Dataset entries:

-----

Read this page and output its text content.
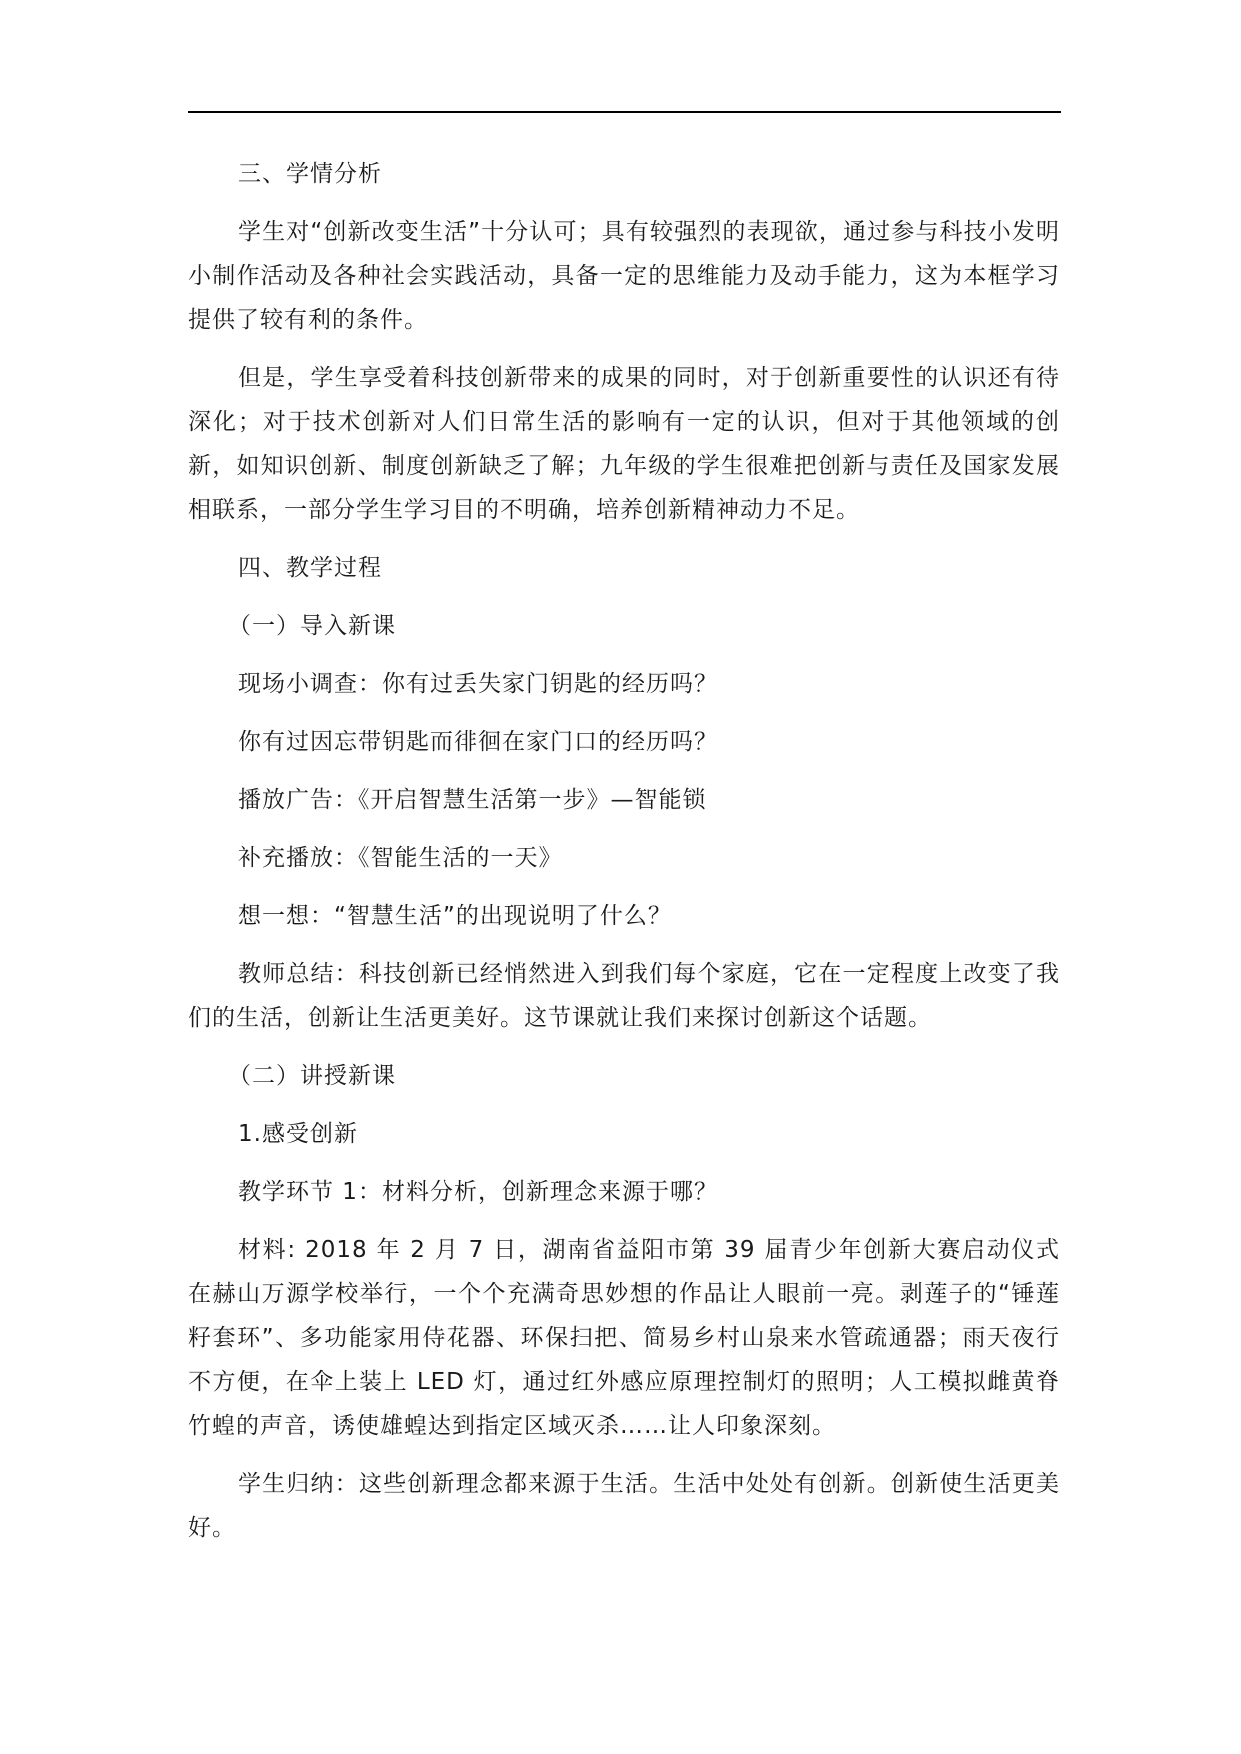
三、学情分析

学生对“创新改变生活”十分认可；具有较强烈的表现欲，通过参与科技小发明小制作活动及各种社会实践活动，具备一定的思维能力及动手能力，这为本框学习提供了较有利的条件。

但是，学生享受着科技创新带来的成果的同时，对于创新重要性的认识还有待深化；对于技术创新对人们日常生活的影响有一定的认识，但对于其他领域的创新，如知识创新、制度创新缺乏了解；九年级的学生很难把创新与责任及国家发展相联系，一部分学生学习目的不明确，培养创新精神动力不足。

四、教学过程

（一）导入新课

现场小调查：你有过丢失家门钥匙的经历吗？

你有过因忘带钥匙而徘徊在家门口的经历吗？

播放广告：《开启智慧生活第一步》—智能锁

补充播放：《智能生活的一天》

想一想：“智慧生活”的出现说明了什么？

教师总结：科技创新已经悄然进入到我们每个家庭，它在一定程度上改变了我们的生活，创新让生活更美好。这节课就让我们来探讨创新这个话题。

（二）讲授新课

1.感受创新

教学环节 1：材料分析，创新理念来源于哪？

材料: 2018 年 2 月 7 日，湖南省益阳市第 39 届青少年创新大赛启动仪式在赫山万源学校举行，一个个充满奇思妙想的作品让人眼前一亮。剥莲子的“锤莲籽套环”、多功能家用侍花器、环保扫把、简易乡村山泉来水管疏通器；雨天夜行不方便，在伞上装上 LED 灯，通过红外感应原理控制灯的照明；人工模拟雌黄脊竹蝗的声音，诱使雄蝗达到指定区域灭杀……让人印象深刻。

学生归纳：这些创新理念都来源于生活。生活中处处有创新。创新使生活更美好。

-----

→ Directive: Write out all the entries again, word for word, and print no images.

→ Result of this exercise:
Read this page and output its text content.
三、学情分析

学生对“创新改变生活”十分认可；具有较强烈的表现欲，通过参与科技小发明小制作活动及各种社会实践活动，具备一定的思维能力及动手能力，这为本框学习提供了较有利的条件。

但是，学生享受着科技创新带来的成果的同时，对于创新重要性的认识还有待深化；对于技术创新对人们日常生活的影响有一定的认识，但对于其他领域的创新，如知识创新、制度创新缺乏了解；九年级的学生很难把创新与责任及国家发展相联系，一部分学生学习目的不明确，培养创新精神动力不足。

四、教学过程

（一）导入新课

现场小调查：你有过丢失家门钥匙的经历吗？

你有过因忘带钥匙而徘徊在家门口的经历吗？

播放广告：《开启智慧生活第一步》—智能锁

补充播放：《智能生活的一天》

想一想：“智慧生活”的出现说明了什么？

教师总结：科技创新已经悄然进入到我们每个家庭，它在一定程度上改变了我们的生活，创新让生活更美好。这节课就让我们来探讨创新这个话题。

（二）讲授新课

1.感受创新

教学环节 1：材料分析，创新理念来源于哪？

材料: 2018 年 2 月 7 日，湖南省益阳市第 39 届青少年创新大赛启动仪式在赫山万源学校举行，一个个充满奇思妙想的作品让人眼前一亮。剥莲子的“锤莲籽套环”、多功能家用侍花器、环保扫把、简易乡村山泉来水管疏通器；雨天夜行不方便，在伞上装上 LED 灯，通过红外感应原理控制灯的照明；人工模拟雌黄脊竹蝗的声音，诱使雄蝗达到指定区域灭杀……让人印象深刻。

学生归纳：这些创新理念都来源于生活。生活中处处有创新。创新使生活更美好。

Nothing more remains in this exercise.